#### Record set:
╭──
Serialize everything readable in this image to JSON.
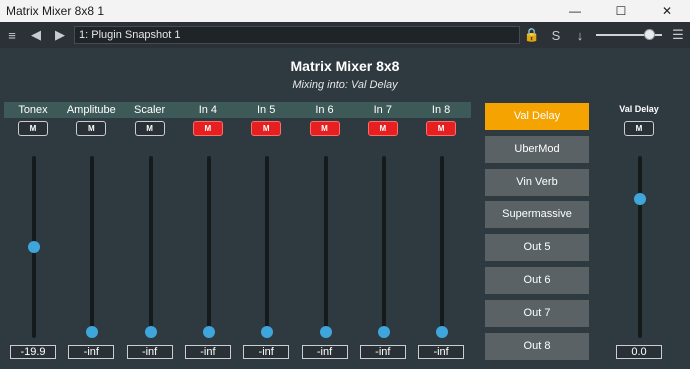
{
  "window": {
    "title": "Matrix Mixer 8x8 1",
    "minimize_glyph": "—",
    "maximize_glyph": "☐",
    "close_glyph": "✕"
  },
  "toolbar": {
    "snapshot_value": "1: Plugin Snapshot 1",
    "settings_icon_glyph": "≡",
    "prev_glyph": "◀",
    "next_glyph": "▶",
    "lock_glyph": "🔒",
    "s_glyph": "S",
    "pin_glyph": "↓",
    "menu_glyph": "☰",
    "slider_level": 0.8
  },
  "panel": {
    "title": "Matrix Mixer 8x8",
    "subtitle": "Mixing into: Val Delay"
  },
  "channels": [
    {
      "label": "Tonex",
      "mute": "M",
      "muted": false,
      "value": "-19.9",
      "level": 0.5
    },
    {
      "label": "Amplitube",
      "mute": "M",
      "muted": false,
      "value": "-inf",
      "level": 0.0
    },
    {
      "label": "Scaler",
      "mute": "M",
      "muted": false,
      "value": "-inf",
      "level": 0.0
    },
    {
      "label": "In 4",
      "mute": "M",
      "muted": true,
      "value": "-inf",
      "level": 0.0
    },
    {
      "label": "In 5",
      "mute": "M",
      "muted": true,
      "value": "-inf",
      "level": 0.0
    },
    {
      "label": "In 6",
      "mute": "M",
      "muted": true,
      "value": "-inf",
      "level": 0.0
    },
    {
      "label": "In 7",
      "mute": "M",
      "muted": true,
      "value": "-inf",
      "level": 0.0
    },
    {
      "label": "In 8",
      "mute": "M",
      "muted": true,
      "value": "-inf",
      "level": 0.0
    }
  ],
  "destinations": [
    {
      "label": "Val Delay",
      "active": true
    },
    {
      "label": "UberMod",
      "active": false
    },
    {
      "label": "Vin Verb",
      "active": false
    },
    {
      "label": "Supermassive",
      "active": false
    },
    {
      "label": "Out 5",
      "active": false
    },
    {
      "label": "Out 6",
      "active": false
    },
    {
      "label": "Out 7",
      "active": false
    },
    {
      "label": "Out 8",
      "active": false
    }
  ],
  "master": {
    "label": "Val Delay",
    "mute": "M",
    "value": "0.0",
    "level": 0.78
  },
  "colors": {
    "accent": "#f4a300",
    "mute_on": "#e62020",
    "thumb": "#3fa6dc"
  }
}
╰──
#### Aim of the exercise:
Repeat the entries exactly and keep the pictures out of the copy.

#### Solution to the problem:
Serialize everything readable in this image to JSON.
{
  "window": {
    "title": "Matrix Mixer 8x8 1",
    "minimize_glyph": "—",
    "maximize_glyph": "☐",
    "close_glyph": "✕"
  },
  "toolbar": {
    "snapshot_value": "1: Plugin Snapshot 1",
    "settings_icon_glyph": "≡",
    "prev_glyph": "◀",
    "next_glyph": "▶",
    "lock_glyph": "🔒",
    "s_glyph": "S",
    "pin_glyph": "↓",
    "menu_glyph": "☰",
    "slider_level": 0.8
  },
  "panel": {
    "title": "Matrix Mixer 8x8",
    "subtitle": "Mixing into: Val Delay"
  },
  "channels": [
    {
      "label": "Tonex",
      "mute": "M",
      "muted": false,
      "value": "-19.9",
      "level": 0.5
    },
    {
      "label": "Amplitube",
      "mute": "M",
      "muted": false,
      "value": "-inf",
      "level": 0.0
    },
    {
      "label": "Scaler",
      "mute": "M",
      "muted": false,
      "value": "-inf",
      "level": 0.0
    },
    {
      "label": "In 4",
      "mute": "M",
      "muted": true,
      "value": "-inf",
      "level": 0.0
    },
    {
      "label": "In 5",
      "mute": "M",
      "muted": true,
      "value": "-inf",
      "level": 0.0
    },
    {
      "label": "In 6",
      "mute": "M",
      "muted": true,
      "value": "-inf",
      "level": 0.0
    },
    {
      "label": "In 7",
      "mute": "M",
      "muted": true,
      "value": "-inf",
      "level": 0.0
    },
    {
      "label": "In 8",
      "mute": "M",
      "muted": true,
      "value": "-inf",
      "level": 0.0
    }
  ],
  "destinations": [
    {
      "label": "Val Delay",
      "active": true
    },
    {
      "label": "UberMod",
      "active": false
    },
    {
      "label": "Vin Verb",
      "active": false
    },
    {
      "label": "Supermassive",
      "active": false
    },
    {
      "label": "Out 5",
      "active": false
    },
    {
      "label": "Out 6",
      "active": false
    },
    {
      "label": "Out 7",
      "active": false
    },
    {
      "label": "Out 8",
      "active": false
    }
  ],
  "master": {
    "label": "Val Delay",
    "mute": "M",
    "value": "0.0",
    "level": 0.78
  },
  "colors": {
    "accent": "#f4a300",
    "mute_on": "#e62020",
    "thumb": "#3fa6dc"
  }
}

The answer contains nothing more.